_Given instruction_
Reproduce each line of the material precisely.

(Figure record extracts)
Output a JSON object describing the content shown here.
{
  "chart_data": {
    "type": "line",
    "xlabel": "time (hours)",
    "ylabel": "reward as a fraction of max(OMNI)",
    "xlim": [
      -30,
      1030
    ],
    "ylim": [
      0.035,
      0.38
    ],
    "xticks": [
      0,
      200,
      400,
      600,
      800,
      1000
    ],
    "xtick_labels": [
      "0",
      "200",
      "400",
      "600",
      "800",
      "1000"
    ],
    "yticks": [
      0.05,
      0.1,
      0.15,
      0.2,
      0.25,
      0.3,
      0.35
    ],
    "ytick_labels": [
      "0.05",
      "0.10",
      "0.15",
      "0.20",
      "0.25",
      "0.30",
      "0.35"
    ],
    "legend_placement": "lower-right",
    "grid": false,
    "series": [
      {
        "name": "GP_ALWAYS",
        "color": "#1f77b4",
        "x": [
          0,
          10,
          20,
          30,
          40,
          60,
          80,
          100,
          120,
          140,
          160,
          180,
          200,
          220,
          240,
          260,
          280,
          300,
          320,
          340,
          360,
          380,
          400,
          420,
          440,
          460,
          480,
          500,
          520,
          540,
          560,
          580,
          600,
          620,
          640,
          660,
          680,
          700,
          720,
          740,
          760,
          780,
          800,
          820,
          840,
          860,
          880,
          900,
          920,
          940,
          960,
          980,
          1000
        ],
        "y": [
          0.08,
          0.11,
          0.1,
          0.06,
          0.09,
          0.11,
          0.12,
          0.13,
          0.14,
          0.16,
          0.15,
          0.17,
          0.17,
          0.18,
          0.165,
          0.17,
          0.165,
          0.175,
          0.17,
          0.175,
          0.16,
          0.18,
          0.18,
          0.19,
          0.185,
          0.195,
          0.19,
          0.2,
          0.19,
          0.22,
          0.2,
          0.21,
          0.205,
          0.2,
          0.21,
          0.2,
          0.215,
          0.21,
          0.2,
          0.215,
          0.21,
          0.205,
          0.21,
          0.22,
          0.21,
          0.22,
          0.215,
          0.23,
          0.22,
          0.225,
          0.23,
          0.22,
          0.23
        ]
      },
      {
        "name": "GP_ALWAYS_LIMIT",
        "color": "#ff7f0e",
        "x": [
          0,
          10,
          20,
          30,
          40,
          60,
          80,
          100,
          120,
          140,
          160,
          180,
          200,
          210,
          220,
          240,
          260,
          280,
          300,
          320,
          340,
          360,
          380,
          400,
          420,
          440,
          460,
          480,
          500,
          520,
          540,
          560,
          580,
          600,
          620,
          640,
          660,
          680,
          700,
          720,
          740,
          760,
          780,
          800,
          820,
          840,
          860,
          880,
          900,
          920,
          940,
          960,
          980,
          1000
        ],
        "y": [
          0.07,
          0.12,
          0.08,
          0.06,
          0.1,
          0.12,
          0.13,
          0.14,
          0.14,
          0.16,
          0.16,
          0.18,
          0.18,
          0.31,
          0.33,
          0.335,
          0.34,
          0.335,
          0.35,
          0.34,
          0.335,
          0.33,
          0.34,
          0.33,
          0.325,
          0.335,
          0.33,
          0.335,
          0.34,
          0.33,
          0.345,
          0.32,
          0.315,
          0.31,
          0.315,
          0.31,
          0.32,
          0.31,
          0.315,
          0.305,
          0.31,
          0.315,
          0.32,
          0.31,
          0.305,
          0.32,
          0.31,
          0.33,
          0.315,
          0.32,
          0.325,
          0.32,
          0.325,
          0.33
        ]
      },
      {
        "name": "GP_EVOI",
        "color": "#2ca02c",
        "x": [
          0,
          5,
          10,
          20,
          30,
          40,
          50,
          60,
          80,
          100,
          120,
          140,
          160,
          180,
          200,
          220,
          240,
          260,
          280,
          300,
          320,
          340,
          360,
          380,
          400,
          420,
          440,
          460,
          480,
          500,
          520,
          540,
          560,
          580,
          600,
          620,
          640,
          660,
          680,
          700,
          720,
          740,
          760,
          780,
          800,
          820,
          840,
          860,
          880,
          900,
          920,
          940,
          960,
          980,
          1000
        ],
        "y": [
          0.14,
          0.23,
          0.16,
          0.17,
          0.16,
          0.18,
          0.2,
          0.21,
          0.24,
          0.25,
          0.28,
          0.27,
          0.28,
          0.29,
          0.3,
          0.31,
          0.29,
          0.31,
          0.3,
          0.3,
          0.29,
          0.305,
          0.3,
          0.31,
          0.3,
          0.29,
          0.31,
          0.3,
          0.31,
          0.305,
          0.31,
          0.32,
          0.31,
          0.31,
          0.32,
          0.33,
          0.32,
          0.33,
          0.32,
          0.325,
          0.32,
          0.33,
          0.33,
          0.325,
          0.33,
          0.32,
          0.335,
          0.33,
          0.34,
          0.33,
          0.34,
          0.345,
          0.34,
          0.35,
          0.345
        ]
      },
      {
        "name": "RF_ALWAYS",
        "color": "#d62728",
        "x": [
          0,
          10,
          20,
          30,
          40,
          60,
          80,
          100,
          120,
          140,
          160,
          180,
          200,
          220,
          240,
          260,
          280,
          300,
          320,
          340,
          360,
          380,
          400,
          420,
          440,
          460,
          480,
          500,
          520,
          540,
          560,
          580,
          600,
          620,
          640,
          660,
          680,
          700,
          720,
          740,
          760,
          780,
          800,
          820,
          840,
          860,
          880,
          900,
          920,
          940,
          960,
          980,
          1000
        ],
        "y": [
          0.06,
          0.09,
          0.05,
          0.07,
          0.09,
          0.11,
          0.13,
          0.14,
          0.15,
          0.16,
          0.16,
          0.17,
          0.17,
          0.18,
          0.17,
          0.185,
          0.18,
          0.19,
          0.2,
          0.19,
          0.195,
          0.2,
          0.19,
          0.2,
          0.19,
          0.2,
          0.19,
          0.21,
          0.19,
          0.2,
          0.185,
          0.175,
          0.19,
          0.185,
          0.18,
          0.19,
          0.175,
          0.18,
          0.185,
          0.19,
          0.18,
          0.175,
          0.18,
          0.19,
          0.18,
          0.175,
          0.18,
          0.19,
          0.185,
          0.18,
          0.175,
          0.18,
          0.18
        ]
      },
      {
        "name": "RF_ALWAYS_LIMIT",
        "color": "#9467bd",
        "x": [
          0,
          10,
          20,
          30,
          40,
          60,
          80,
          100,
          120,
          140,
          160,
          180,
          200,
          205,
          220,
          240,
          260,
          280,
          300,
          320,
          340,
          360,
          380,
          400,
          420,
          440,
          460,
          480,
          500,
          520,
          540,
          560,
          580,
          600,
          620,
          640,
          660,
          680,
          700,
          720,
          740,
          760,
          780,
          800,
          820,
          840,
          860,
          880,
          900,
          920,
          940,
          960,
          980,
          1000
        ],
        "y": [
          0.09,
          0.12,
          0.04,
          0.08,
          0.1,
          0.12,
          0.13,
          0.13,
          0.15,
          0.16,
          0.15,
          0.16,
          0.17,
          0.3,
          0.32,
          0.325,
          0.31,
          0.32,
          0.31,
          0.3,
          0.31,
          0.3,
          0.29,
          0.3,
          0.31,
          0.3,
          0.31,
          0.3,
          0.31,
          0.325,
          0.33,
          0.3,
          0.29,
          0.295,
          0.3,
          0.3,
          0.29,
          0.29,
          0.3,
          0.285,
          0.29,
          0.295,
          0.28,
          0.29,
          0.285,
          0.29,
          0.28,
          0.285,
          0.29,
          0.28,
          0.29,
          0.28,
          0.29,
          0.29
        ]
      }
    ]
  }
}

_The completed task_
Output a JSON object describing the content shown here.
{
  "chart_data": {
    "type": "line",
    "xlabel": "time (hours)",
    "ylabel": "reward as a fraction of max(OMNI)",
    "xlim": [
      -30,
      1030
    ],
    "ylim": [
      0.035,
      0.38
    ],
    "xticks": [
      0,
      200,
      400,
      600,
      800,
      1000
    ],
    "xtick_labels": [
      "0",
      "200",
      "400",
      "600",
      "800",
      "1000"
    ],
    "yticks": [
      0.05,
      0.1,
      0.15,
      0.2,
      0.25,
      0.3,
      0.35
    ],
    "ytick_labels": [
      "0.05",
      "0.10",
      "0.15",
      "0.20",
      "0.25",
      "0.30",
      "0.35"
    ],
    "legend_placement": "lower-right",
    "grid": false,
    "series": [
      {
        "name": "GP_ALWAYS",
        "color": "#1f77b4",
        "x": [
          0,
          10,
          20,
          30,
          40,
          60,
          80,
          100,
          120,
          140,
          160,
          180,
          200,
          220,
          240,
          260,
          280,
          300,
          320,
          340,
          360,
          380,
          400,
          420,
          440,
          460,
          480,
          500,
          520,
          540,
          560,
          580,
          600,
          620,
          640,
          660,
          680,
          700,
          720,
          740,
          760,
          780,
          800,
          820,
          840,
          860,
          880,
          900,
          920,
          940,
          960,
          980,
          1000
        ],
        "y": [
          0.08,
          0.11,
          0.1,
          0.06,
          0.09,
          0.11,
          0.12,
          0.13,
          0.14,
          0.16,
          0.15,
          0.17,
          0.17,
          0.18,
          0.165,
          0.17,
          0.165,
          0.175,
          0.17,
          0.175,
          0.16,
          0.18,
          0.18,
          0.19,
          0.185,
          0.195,
          0.19,
          0.2,
          0.19,
          0.22,
          0.2,
          0.21,
          0.205,
          0.2,
          0.21,
          0.2,
          0.215,
          0.21,
          0.2,
          0.215,
          0.21,
          0.205,
          0.21,
          0.22,
          0.21,
          0.22,
          0.215,
          0.23,
          0.22,
          0.225,
          0.23,
          0.22,
          0.23
        ]
      },
      {
        "name": "GP_ALWAYS_LIMIT",
        "color": "#ff7f0e",
        "x": [
          0,
          10,
          20,
          30,
          40,
          60,
          80,
          100,
          120,
          140,
          160,
          180,
          200,
          210,
          220,
          240,
          260,
          280,
          300,
          320,
          340,
          360,
          380,
          400,
          420,
          440,
          460,
          480,
          500,
          520,
          540,
          560,
          580,
          600,
          620,
          640,
          660,
          680,
          700,
          720,
          740,
          760,
          780,
          800,
          820,
          840,
          860,
          880,
          900,
          920,
          940,
          960,
          980,
          1000
        ],
        "y": [
          0.07,
          0.12,
          0.08,
          0.06,
          0.1,
          0.12,
          0.13,
          0.14,
          0.14,
          0.16,
          0.16,
          0.18,
          0.18,
          0.31,
          0.33,
          0.335,
          0.34,
          0.335,
          0.35,
          0.34,
          0.335,
          0.33,
          0.34,
          0.33,
          0.325,
          0.335,
          0.33,
          0.335,
          0.34,
          0.33,
          0.345,
          0.32,
          0.315,
          0.31,
          0.315,
          0.31,
          0.32,
          0.31,
          0.315,
          0.305,
          0.31,
          0.315,
          0.32,
          0.31,
          0.305,
          0.32,
          0.31,
          0.33,
          0.315,
          0.32,
          0.325,
          0.32,
          0.325,
          0.33
        ]
      },
      {
        "name": "GP_EVOI",
        "color": "#2ca02c",
        "x": [
          0,
          5,
          10,
          20,
          30,
          40,
          50,
          60,
          80,
          100,
          120,
          140,
          160,
          180,
          200,
          220,
          240,
          260,
          280,
          300,
          320,
          340,
          360,
          380,
          400,
          420,
          440,
          460,
          480,
          500,
          520,
          540,
          560,
          580,
          600,
          620,
          640,
          660,
          680,
          700,
          720,
          740,
          760,
          780,
          800,
          820,
          840,
          860,
          880,
          900,
          920,
          940,
          960,
          980,
          1000
        ],
        "y": [
          0.14,
          0.23,
          0.16,
          0.17,
          0.16,
          0.18,
          0.2,
          0.21,
          0.24,
          0.25,
          0.28,
          0.27,
          0.28,
          0.29,
          0.3,
          0.31,
          0.29,
          0.31,
          0.3,
          0.3,
          0.29,
          0.305,
          0.3,
          0.31,
          0.3,
          0.29,
          0.31,
          0.3,
          0.31,
          0.305,
          0.31,
          0.32,
          0.31,
          0.31,
          0.32,
          0.33,
          0.32,
          0.33,
          0.32,
          0.325,
          0.32,
          0.33,
          0.33,
          0.325,
          0.33,
          0.32,
          0.335,
          0.33,
          0.34,
          0.33,
          0.34,
          0.345,
          0.34,
          0.35,
          0.345
        ]
      },
      {
        "name": "RF_ALWAYS",
        "color": "#d62728",
        "x": [
          0,
          10,
          20,
          30,
          40,
          60,
          80,
          100,
          120,
          140,
          160,
          180,
          200,
          220,
          240,
          260,
          280,
          300,
          320,
          340,
          360,
          380,
          400,
          420,
          440,
          460,
          480,
          500,
          520,
          540,
          560,
          580,
          600,
          620,
          640,
          660,
          680,
          700,
          720,
          740,
          760,
          780,
          800,
          820,
          840,
          860,
          880,
          900,
          920,
          940,
          960,
          980,
          1000
        ],
        "y": [
          0.06,
          0.09,
          0.05,
          0.07,
          0.09,
          0.11,
          0.13,
          0.14,
          0.15,
          0.16,
          0.16,
          0.17,
          0.17,
          0.18,
          0.17,
          0.185,
          0.18,
          0.19,
          0.2,
          0.19,
          0.195,
          0.2,
          0.19,
          0.2,
          0.19,
          0.2,
          0.19,
          0.21,
          0.19,
          0.2,
          0.185,
          0.175,
          0.19,
          0.185,
          0.18,
          0.19,
          0.175,
          0.18,
          0.185,
          0.19,
          0.18,
          0.175,
          0.18,
          0.19,
          0.18,
          0.175,
          0.18,
          0.19,
          0.185,
          0.18,
          0.175,
          0.18,
          0.18
        ]
      },
      {
        "name": "RF_ALWAYS_LIMIT",
        "color": "#9467bd",
        "x": [
          0,
          10,
          20,
          30,
          40,
          60,
          80,
          100,
          120,
          140,
          160,
          180,
          200,
          205,
          220,
          240,
          260,
          280,
          300,
          320,
          340,
          360,
          380,
          400,
          420,
          440,
          460,
          480,
          500,
          520,
          540,
          560,
          580,
          600,
          620,
          640,
          660,
          680,
          700,
          720,
          740,
          760,
          780,
          800,
          820,
          840,
          860,
          880,
          900,
          920,
          940,
          960,
          980,
          1000
        ],
        "y": [
          0.09,
          0.12,
          0.04,
          0.08,
          0.1,
          0.12,
          0.13,
          0.13,
          0.15,
          0.16,
          0.15,
          0.16,
          0.17,
          0.3,
          0.32,
          0.325,
          0.31,
          0.32,
          0.31,
          0.3,
          0.31,
          0.3,
          0.29,
          0.3,
          0.31,
          0.3,
          0.31,
          0.3,
          0.31,
          0.325,
          0.33,
          0.3,
          0.29,
          0.295,
          0.3,
          0.3,
          0.29,
          0.29,
          0.3,
          0.285,
          0.29,
          0.295,
          0.28,
          0.29,
          0.285,
          0.29,
          0.28,
          0.285,
          0.29,
          0.28,
          0.29,
          0.28,
          0.29,
          0.29
        ]
      }
    ]
  }
}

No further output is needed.